◆ Task statement
Count the lines below that contain the string "mail" and give only that number.

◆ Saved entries
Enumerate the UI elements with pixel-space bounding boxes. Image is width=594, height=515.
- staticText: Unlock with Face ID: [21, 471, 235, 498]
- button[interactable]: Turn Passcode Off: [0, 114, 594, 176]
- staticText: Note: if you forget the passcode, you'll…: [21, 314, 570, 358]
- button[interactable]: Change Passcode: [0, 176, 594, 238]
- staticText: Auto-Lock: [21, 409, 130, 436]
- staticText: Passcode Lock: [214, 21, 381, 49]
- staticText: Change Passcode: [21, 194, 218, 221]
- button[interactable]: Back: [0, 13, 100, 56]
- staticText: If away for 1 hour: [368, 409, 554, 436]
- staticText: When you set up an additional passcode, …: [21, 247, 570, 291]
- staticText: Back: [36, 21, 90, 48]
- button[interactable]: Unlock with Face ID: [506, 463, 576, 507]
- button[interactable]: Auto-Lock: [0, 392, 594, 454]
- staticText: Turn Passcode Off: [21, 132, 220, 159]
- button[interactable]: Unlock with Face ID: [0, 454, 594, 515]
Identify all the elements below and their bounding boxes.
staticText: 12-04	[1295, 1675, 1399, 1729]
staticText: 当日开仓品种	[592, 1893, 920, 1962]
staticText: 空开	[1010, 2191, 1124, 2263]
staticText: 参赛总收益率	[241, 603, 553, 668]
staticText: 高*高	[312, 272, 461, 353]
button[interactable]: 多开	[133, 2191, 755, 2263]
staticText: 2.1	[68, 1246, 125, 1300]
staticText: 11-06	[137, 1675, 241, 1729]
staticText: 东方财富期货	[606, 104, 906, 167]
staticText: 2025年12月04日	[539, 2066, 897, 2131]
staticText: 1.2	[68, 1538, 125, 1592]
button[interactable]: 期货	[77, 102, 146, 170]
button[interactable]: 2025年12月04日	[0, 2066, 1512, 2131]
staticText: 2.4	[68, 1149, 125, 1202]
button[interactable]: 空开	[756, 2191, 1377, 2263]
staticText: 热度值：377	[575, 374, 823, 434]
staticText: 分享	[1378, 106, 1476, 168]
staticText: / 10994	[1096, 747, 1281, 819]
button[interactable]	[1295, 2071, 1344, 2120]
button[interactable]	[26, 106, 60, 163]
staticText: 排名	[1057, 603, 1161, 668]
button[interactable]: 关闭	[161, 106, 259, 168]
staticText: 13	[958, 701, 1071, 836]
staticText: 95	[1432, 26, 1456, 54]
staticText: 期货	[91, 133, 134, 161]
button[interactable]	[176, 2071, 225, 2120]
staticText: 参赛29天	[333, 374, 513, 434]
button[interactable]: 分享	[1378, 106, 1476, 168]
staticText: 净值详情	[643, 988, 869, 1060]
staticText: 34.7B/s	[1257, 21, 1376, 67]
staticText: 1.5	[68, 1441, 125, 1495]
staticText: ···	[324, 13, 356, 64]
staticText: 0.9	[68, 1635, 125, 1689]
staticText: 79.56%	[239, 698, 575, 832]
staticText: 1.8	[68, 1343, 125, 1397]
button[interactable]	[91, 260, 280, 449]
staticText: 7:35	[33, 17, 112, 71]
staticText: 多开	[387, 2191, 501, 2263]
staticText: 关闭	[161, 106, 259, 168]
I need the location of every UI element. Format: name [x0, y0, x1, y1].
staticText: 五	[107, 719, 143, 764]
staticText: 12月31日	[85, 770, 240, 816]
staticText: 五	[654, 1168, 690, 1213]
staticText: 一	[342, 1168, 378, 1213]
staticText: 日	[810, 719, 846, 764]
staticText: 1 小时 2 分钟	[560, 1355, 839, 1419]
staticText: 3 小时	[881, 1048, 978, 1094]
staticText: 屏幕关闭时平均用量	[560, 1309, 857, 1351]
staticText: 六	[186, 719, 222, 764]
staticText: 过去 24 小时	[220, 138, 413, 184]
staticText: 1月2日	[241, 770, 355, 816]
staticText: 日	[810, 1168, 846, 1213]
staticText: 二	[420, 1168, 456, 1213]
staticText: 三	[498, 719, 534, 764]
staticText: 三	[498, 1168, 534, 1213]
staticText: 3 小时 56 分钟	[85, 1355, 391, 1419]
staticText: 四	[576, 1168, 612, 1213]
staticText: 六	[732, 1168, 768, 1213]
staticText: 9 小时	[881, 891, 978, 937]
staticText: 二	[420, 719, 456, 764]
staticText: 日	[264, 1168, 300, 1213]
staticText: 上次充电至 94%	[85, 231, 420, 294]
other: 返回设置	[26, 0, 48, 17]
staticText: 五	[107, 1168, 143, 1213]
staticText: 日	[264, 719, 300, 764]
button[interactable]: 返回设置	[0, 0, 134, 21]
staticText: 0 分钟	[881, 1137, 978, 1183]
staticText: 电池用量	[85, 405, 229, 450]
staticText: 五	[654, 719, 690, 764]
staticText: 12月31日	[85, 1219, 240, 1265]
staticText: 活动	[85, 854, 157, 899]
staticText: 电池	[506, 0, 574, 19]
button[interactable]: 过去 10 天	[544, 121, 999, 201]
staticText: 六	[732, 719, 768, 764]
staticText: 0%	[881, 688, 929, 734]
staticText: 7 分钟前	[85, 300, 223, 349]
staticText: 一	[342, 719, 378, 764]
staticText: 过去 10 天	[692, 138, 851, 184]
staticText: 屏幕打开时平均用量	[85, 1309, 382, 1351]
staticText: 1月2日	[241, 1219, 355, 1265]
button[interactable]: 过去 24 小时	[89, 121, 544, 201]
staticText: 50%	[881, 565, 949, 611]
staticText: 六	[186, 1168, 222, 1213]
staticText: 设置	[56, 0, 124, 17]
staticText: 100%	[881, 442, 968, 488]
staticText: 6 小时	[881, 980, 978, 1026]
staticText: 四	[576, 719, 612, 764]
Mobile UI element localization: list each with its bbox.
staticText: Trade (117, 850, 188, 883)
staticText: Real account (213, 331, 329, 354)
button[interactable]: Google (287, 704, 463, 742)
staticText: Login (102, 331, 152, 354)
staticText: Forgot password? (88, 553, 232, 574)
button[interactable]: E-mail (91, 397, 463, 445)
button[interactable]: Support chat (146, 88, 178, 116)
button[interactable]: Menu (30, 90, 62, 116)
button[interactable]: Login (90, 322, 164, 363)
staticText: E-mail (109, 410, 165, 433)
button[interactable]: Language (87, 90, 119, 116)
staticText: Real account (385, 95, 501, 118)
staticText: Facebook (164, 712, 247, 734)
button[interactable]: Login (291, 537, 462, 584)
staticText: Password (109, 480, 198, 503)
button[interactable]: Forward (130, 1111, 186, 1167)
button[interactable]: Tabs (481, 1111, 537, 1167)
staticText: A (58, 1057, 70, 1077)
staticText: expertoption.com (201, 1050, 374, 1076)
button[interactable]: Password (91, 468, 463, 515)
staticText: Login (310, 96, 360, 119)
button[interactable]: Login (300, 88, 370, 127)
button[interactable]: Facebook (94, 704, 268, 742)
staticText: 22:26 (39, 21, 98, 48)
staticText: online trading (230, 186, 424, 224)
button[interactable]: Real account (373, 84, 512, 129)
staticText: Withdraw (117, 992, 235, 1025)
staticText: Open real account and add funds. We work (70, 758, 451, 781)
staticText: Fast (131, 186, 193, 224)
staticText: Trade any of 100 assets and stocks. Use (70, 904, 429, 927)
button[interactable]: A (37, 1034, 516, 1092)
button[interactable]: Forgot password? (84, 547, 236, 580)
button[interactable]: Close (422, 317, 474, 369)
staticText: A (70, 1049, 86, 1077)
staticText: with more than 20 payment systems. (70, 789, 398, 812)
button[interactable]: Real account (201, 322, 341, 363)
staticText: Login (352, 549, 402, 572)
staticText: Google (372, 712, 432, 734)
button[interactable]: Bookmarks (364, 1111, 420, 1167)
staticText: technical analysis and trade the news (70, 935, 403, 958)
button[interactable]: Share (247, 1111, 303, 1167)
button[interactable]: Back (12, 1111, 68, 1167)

◆ Answer to the problem
2